[Start LISTED ENTRIES]
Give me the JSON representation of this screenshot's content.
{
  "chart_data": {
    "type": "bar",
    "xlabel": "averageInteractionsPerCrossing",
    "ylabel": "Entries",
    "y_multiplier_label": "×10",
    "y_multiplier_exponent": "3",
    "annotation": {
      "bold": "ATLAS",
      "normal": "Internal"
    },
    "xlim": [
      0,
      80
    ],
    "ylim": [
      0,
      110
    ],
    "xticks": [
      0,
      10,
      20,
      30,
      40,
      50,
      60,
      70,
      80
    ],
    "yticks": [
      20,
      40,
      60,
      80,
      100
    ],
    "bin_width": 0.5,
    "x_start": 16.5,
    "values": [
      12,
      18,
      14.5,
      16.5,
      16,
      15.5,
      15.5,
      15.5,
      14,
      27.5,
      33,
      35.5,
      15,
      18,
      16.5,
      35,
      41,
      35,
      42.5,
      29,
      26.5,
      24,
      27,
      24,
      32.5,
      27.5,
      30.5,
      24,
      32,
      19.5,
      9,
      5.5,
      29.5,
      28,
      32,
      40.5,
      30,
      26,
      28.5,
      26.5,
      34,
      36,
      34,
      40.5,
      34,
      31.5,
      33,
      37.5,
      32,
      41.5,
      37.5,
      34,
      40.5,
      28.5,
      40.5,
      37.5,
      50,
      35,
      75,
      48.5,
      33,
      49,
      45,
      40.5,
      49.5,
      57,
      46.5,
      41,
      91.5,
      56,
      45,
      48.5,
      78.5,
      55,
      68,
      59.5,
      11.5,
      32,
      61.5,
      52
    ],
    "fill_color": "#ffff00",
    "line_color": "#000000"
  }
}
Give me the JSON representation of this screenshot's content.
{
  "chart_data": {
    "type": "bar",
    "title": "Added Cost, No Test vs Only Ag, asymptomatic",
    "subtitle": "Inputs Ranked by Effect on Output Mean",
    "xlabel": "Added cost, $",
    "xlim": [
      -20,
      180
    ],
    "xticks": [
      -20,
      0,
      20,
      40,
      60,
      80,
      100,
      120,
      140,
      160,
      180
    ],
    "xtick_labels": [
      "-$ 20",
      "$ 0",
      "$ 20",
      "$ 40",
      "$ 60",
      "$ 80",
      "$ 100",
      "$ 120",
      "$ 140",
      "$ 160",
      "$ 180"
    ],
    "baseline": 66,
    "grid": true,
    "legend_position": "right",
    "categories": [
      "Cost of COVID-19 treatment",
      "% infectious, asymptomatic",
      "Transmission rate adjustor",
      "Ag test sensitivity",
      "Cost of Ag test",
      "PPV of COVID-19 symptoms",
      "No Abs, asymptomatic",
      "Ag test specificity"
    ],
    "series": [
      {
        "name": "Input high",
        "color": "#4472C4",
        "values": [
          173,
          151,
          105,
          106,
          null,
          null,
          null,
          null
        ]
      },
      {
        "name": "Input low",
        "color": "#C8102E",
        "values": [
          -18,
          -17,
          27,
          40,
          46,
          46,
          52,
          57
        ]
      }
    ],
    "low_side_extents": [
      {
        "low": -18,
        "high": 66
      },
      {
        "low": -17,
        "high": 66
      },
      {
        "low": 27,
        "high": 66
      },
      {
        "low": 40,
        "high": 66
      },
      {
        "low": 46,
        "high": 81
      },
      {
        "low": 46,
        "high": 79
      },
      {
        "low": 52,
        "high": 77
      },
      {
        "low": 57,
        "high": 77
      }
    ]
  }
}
[End LISTED ENTRIES]
* [WORK TO COMPLETE] Every record should be given again exactly.

* [EXERCISE ANSWER]
Give me the JSON representation of this screenshot's content.
{
  "chart_data": {
    "type": "bar",
    "xlabel": "averageInteractionsPerCrossing",
    "ylabel": "Entries",
    "y_multiplier_label": "×10",
    "y_multiplier_exponent": "3",
    "annotation": {
      "bold": "ATLAS",
      "normal": "Internal"
    },
    "xlim": [
      0,
      80
    ],
    "ylim": [
      0,
      110
    ],
    "xticks": [
      0,
      10,
      20,
      30,
      40,
      50,
      60,
      70,
      80
    ],
    "yticks": [
      20,
      40,
      60,
      80,
      100
    ],
    "bin_width": 0.5,
    "x_start": 16.5,
    "values": [
      12,
      18,
      14.5,
      16.5,
      16,
      15.5,
      15.5,
      15.5,
      14,
      27.5,
      33,
      35.5,
      15,
      18,
      16.5,
      35,
      41,
      35,
      42.5,
      29,
      26.5,
      24,
      27,
      24,
      32.5,
      27.5,
      30.5,
      24,
      32,
      19.5,
      9,
      5.5,
      29.5,
      28,
      32,
      40.5,
      30,
      26,
      28.5,
      26.5,
      34,
      36,
      34,
      40.5,
      34,
      31.5,
      33,
      37.5,
      32,
      41.5,
      37.5,
      34,
      40.5,
      28.5,
      40.5,
      37.5,
      50,
      35,
      75,
      48.5,
      33,
      49,
      45,
      40.5,
      49.5,
      57,
      46.5,
      41,
      91.5,
      56,
      45,
      48.5,
      78.5,
      55,
      68,
      59.5,
      11.5,
      32,
      61.5,
      52
    ],
    "fill_color": "#ffff00",
    "line_color": "#000000"
  }
}
Give me the JSON representation of this screenshot's content.
{
  "chart_data": {
    "type": "bar",
    "title": "Added Cost, No Test vs Only Ag, asymptomatic",
    "subtitle": "Inputs Ranked by Effect on Output Mean",
    "xlabel": "Added cost, $",
    "xlim": [
      -20,
      180
    ],
    "xticks": [
      -20,
      0,
      20,
      40,
      60,
      80,
      100,
      120,
      140,
      160,
      180
    ],
    "xtick_labels": [
      "-$ 20",
      "$ 0",
      "$ 20",
      "$ 40",
      "$ 60",
      "$ 80",
      "$ 100",
      "$ 120",
      "$ 140",
      "$ 160",
      "$ 180"
    ],
    "baseline": 66,
    "grid": true,
    "legend_position": "right",
    "categories": [
      "Cost of COVID-19 treatment",
      "% infectious, asymptomatic",
      "Transmission rate adjustor",
      "Ag test sensitivity",
      "Cost of Ag test",
      "PPV of COVID-19 symptoms",
      "No Abs, asymptomatic",
      "Ag test specificity"
    ],
    "series": [
      {
        "name": "Input high",
        "color": "#4472C4",
        "values": [
          173,
          151,
          105,
          106,
          null,
          null,
          null,
          null
        ]
      },
      {
        "name": "Input low",
        "color": "#C8102E",
        "values": [
          -18,
          -17,
          27,
          40,
          46,
          46,
          52,
          57
        ]
      }
    ],
    "low_side_extents": [
      {
        "low": -18,
        "high": 66
      },
      {
        "low": -17,
        "high": 66
      },
      {
        "low": 27,
        "high": 66
      },
      {
        "low": 40,
        "high": 66
      },
      {
        "low": 46,
        "high": 81
      },
      {
        "low": 46,
        "high": 79
      },
      {
        "low": 52,
        "high": 77
      },
      {
        "low": 57,
        "high": 77
      }
    ]
  }
}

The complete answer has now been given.